**EXERCISE GOAL**
Every entry must be given again exactly.

**INPUT ROWS**
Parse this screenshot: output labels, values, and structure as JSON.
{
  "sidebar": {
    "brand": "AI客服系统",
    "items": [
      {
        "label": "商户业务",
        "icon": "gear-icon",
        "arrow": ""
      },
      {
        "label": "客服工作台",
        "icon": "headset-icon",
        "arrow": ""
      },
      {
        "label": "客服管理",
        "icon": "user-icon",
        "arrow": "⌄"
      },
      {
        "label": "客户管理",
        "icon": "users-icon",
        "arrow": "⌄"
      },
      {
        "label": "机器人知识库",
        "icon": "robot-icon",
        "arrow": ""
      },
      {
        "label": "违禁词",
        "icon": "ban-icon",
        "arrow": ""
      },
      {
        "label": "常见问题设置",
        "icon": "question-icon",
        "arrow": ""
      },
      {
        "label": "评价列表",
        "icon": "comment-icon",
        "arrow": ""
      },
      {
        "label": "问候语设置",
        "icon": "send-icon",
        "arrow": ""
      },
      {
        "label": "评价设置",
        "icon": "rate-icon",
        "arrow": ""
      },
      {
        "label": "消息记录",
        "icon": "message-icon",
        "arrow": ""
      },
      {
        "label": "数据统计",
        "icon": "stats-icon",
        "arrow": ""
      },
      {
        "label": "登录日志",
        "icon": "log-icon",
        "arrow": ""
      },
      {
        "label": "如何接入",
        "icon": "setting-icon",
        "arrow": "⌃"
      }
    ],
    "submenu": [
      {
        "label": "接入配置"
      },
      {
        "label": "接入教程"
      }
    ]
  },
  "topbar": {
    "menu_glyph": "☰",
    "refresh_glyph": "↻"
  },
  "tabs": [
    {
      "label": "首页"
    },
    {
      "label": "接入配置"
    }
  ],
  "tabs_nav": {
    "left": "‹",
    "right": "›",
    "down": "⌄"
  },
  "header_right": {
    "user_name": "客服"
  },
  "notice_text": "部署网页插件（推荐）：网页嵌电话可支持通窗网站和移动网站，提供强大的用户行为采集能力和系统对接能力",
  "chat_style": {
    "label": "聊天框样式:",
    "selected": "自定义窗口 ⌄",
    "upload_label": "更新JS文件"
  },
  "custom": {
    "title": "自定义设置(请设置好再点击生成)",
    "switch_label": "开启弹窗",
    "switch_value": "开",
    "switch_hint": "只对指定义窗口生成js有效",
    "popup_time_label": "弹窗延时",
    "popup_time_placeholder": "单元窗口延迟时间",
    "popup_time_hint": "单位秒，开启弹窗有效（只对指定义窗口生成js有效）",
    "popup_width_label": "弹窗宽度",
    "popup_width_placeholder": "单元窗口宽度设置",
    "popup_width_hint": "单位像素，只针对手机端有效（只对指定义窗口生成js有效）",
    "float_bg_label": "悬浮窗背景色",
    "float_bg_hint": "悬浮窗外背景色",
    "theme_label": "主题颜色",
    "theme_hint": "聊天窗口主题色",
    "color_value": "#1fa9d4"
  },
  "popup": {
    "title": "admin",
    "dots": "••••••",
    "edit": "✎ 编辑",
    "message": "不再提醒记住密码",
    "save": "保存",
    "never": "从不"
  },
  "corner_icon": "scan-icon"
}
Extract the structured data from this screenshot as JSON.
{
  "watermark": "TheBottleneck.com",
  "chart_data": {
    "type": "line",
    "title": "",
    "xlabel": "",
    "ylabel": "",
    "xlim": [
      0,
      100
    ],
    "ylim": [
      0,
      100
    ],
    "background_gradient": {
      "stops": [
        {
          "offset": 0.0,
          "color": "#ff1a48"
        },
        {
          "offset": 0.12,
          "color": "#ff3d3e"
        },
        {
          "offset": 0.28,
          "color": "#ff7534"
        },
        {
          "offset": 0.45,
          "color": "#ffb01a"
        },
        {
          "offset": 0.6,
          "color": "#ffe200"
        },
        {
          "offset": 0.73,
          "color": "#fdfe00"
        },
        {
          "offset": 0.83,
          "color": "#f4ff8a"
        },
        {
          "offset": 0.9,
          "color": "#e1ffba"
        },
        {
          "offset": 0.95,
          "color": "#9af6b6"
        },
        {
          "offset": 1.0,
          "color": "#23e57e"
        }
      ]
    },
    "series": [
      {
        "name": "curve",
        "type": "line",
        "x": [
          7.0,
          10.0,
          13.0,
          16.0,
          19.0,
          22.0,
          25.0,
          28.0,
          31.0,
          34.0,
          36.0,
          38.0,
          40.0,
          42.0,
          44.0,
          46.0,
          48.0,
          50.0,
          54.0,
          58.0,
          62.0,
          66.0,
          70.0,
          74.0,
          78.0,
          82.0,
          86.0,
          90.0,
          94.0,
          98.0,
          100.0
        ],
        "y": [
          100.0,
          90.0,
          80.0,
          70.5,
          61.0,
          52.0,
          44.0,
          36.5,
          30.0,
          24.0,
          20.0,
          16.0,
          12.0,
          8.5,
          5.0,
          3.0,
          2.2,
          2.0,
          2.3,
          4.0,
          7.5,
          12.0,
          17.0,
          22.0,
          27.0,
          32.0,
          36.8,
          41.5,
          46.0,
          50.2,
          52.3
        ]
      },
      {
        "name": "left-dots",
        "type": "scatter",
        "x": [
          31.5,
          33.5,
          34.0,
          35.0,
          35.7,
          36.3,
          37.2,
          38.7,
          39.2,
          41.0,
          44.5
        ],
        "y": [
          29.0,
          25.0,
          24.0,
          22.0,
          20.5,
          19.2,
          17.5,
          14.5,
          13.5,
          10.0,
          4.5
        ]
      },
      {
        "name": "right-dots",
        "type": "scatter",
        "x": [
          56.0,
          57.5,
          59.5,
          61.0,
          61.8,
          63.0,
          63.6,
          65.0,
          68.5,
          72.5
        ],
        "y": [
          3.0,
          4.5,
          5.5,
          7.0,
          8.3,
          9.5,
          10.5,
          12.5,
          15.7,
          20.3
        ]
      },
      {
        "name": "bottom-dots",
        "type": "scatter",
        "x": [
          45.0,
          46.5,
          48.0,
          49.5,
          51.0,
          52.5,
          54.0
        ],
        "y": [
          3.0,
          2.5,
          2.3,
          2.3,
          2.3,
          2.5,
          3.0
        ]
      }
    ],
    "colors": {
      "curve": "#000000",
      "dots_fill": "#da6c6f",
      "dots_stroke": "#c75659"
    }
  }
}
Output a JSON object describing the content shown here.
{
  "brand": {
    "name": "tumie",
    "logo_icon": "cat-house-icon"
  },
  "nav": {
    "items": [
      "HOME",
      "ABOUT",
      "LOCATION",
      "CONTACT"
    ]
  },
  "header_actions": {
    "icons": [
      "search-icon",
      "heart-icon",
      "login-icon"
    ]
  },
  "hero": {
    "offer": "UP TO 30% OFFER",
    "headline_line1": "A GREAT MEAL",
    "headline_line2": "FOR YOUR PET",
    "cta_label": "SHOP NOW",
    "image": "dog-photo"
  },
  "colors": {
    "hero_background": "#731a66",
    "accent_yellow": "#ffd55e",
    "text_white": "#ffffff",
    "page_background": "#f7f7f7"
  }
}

**FULL SOLUTION**
Parse this screenshot: output labels, values, and structure as JSON.
{
  "sidebar": {
    "brand": "AI客服系统",
    "items": [
      {
        "label": "商户业务",
        "icon": "gear-icon",
        "arrow": ""
      },
      {
        "label": "客服工作台",
        "icon": "headset-icon",
        "arrow": ""
      },
      {
        "label": "客服管理",
        "icon": "user-icon",
        "arrow": "⌄"
      },
      {
        "label": "客户管理",
        "icon": "users-icon",
        "arrow": "⌄"
      },
      {
        "label": "机器人知识库",
        "icon": "robot-icon",
        "arrow": ""
      },
      {
        "label": "违禁词",
        "icon": "ban-icon",
        "arrow": ""
      },
      {
        "label": "常见问题设置",
        "icon": "question-icon",
        "arrow": ""
      },
      {
        "label": "评价列表",
        "icon": "comment-icon",
        "arrow": ""
      },
      {
        "label": "问候语设置",
        "icon": "send-icon",
        "arrow": ""
      },
      {
        "label": "评价设置",
        "icon": "rate-icon",
        "arrow": ""
      },
      {
        "label": "消息记录",
        "icon": "message-icon",
        "arrow": ""
      },
      {
        "label": "数据统计",
        "icon": "stats-icon",
        "arrow": ""
      },
      {
        "label": "登录日志",
        "icon": "log-icon",
        "arrow": ""
      },
      {
        "label": "如何接入",
        "icon": "setting-icon",
        "arrow": "⌃"
      }
    ],
    "submenu": [
      {
        "label": "接入配置"
      },
      {
        "label": "接入教程"
      }
    ]
  },
  "topbar": {
    "menu_glyph": "☰",
    "refresh_glyph": "↻"
  },
  "tabs": [
    {
      "label": "首页"
    },
    {
      "label": "接入配置"
    }
  ],
  "tabs_nav": {
    "left": "‹",
    "right": "›",
    "down": "⌄"
  },
  "header_right": {
    "user_name": "客服"
  },
  "notice_text": "部署网页插件（推荐）：网页嵌电话可支持通窗网站和移动网站，提供强大的用户行为采集能力和系统对接能力",
  "chat_style": {
    "label": "聊天框样式:",
    "selected": "自定义窗口 ⌄",
    "upload_label": "更新JS文件"
  },
  "custom": {
    "title": "自定义设置(请设置好再点击生成)",
    "switch_label": "开启弹窗",
    "switch_value": "开",
    "switch_hint": "只对指定义窗口生成js有效",
    "popup_time_label": "弹窗延时",
    "popup_time_placeholder": "单元窗口延迟时间",
    "popup_time_hint": "单位秒，开启弹窗有效（只对指定义窗口生成js有效）",
    "popup_width_label": "弹窗宽度",
    "popup_width_placeholder": "单元窗口宽度设置",
    "popup_width_hint": "单位像素，只针对手机端有效（只对指定义窗口生成js有效）",
    "float_bg_label": "悬浮窗背景色",
    "float_bg_hint": "悬浮窗外背景色",
    "theme_label": "主题颜色",
    "theme_hint": "聊天窗口主题色",
    "color_value": "#1fa9d4"
  },
  "popup": {
    "title": "admin",
    "dots": "••••••",
    "edit": "✎ 编辑",
    "message": "不再提醒记住密码",
    "save": "保存",
    "never": "从不"
  },
  "corner_icon": "scan-icon"
}
Extract the structured data from this screenshot as JSON.
{
  "watermark": "TheBottleneck.com",
  "chart_data": {
    "type": "line",
    "title": "",
    "xlabel": "",
    "ylabel": "",
    "xlim": [
      0,
      100
    ],
    "ylim": [
      0,
      100
    ],
    "background_gradient": {
      "stops": [
        {
          "offset": 0.0,
          "color": "#ff1a48"
        },
        {
          "offset": 0.12,
          "color": "#ff3d3e"
        },
        {
          "offset": 0.28,
          "color": "#ff7534"
        },
        {
          "offset": 0.45,
          "color": "#ffb01a"
        },
        {
          "offset": 0.6,
          "color": "#ffe200"
        },
        {
          "offset": 0.73,
          "color": "#fdfe00"
        },
        {
          "offset": 0.83,
          "color": "#f4ff8a"
        },
        {
          "offset": 0.9,
          "color": "#e1ffba"
        },
        {
          "offset": 0.95,
          "color": "#9af6b6"
        },
        {
          "offset": 1.0,
          "color": "#23e57e"
        }
      ]
    },
    "series": [
      {
        "name": "curve",
        "type": "line",
        "x": [
          7.0,
          10.0,
          13.0,
          16.0,
          19.0,
          22.0,
          25.0,
          28.0,
          31.0,
          34.0,
          36.0,
          38.0,
          40.0,
          42.0,
          44.0,
          46.0,
          48.0,
          50.0,
          54.0,
          58.0,
          62.0,
          66.0,
          70.0,
          74.0,
          78.0,
          82.0,
          86.0,
          90.0,
          94.0,
          98.0,
          100.0
        ],
        "y": [
          100.0,
          90.0,
          80.0,
          70.5,
          61.0,
          52.0,
          44.0,
          36.5,
          30.0,
          24.0,
          20.0,
          16.0,
          12.0,
          8.5,
          5.0,
          3.0,
          2.2,
          2.0,
          2.3,
          4.0,
          7.5,
          12.0,
          17.0,
          22.0,
          27.0,
          32.0,
          36.8,
          41.5,
          46.0,
          50.2,
          52.3
        ]
      },
      {
        "name": "left-dots",
        "type": "scatter",
        "x": [
          31.5,
          33.5,
          34.0,
          35.0,
          35.7,
          36.3,
          37.2,
          38.7,
          39.2,
          41.0,
          44.5
        ],
        "y": [
          29.0,
          25.0,
          24.0,
          22.0,
          20.5,
          19.2,
          17.5,
          14.5,
          13.5,
          10.0,
          4.5
        ]
      },
      {
        "name": "right-dots",
        "type": "scatter",
        "x": [
          56.0,
          57.5,
          59.5,
          61.0,
          61.8,
          63.0,
          63.6,
          65.0,
          68.5,
          72.5
        ],
        "y": [
          3.0,
          4.5,
          5.5,
          7.0,
          8.3,
          9.5,
          10.5,
          12.5,
          15.7,
          20.3
        ]
      },
      {
        "name": "bottom-dots",
        "type": "scatter",
        "x": [
          45.0,
          46.5,
          48.0,
          49.5,
          51.0,
          52.5,
          54.0
        ],
        "y": [
          3.0,
          2.5,
          2.3,
          2.3,
          2.3,
          2.5,
          3.0
        ]
      }
    ],
    "colors": {
      "curve": "#000000",
      "dots_fill": "#da6c6f",
      "dots_stroke": "#c75659"
    }
  }
}
Output a JSON object describing the content shown here.
{
  "brand": {
    "name": "tumie",
    "logo_icon": "cat-house-icon"
  },
  "nav": {
    "items": [
      "HOME",
      "ABOUT",
      "LOCATION",
      "CONTACT"
    ]
  },
  "header_actions": {
    "icons": [
      "search-icon",
      "heart-icon",
      "login-icon"
    ]
  },
  "hero": {
    "offer": "UP TO 30% OFFER",
    "headline_line1": "A GREAT MEAL",
    "headline_line2": "FOR YOUR PET",
    "cta_label": "SHOP NOW",
    "image": "dog-photo"
  },
  "colors": {
    "hero_background": "#731a66",
    "accent_yellow": "#ffd55e",
    "text_white": "#ffffff",
    "page_background": "#f7f7f7"
  }
}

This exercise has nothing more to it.